╔══
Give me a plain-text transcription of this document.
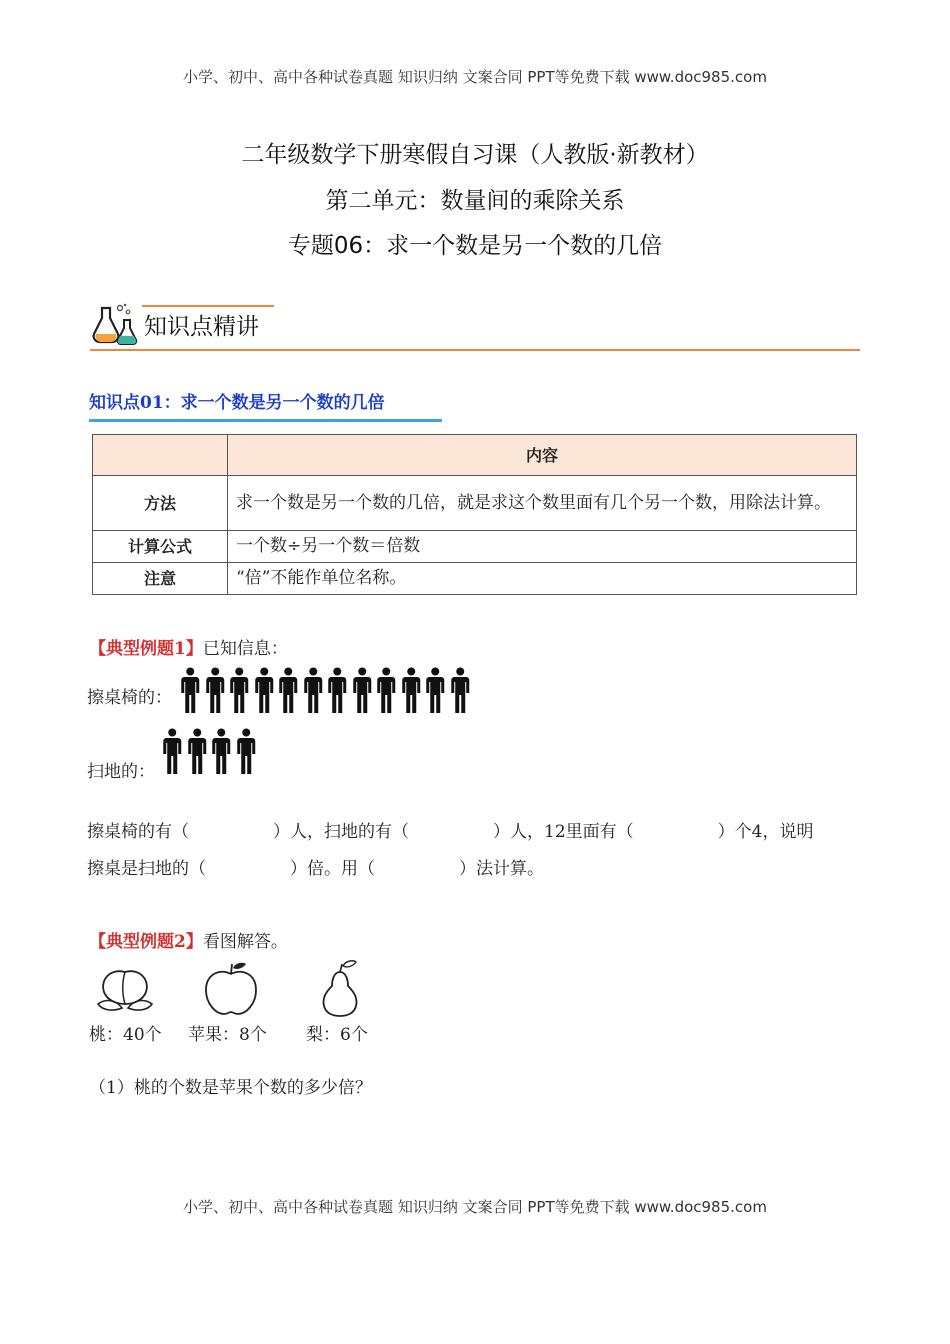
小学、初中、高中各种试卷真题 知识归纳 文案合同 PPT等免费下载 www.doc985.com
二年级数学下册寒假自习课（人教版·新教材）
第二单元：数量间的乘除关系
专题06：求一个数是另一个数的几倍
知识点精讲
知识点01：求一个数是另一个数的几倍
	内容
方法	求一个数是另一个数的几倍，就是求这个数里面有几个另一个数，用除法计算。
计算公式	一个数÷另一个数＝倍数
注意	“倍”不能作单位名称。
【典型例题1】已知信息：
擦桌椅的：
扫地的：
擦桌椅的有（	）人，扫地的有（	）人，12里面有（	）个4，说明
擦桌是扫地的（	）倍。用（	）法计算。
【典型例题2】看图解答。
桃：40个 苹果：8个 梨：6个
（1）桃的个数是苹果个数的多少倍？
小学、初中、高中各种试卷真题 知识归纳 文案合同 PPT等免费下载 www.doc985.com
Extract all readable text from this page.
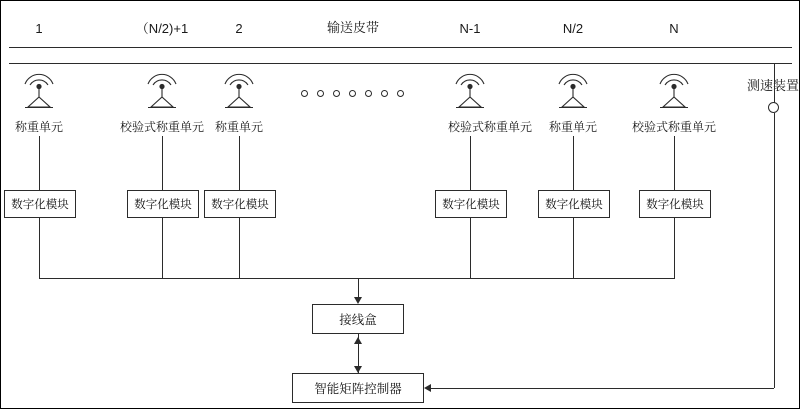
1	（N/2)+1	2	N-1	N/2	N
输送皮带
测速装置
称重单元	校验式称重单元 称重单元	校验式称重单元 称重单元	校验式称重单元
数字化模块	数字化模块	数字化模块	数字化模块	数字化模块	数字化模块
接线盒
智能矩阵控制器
╚══
Exercise aim:
Set down exactly and only the lines from the line that contains "Extract all readable text from this page." through the last line of the entries above, with both of those lines included and the pictures left out.

Answer to the problem:
Extract all readable text from this page.
1	（N/2)+1	2	N-1	N/2	N
输送皮带
测速装置
称重单元	校验式称重单元 称重单元	校验式称重单元 称重单元	校验式称重单元
数字化模块	数字化模块	数字化模块	数字化模块	数字化模块	数字化模块
接线盒
智能矩阵控制器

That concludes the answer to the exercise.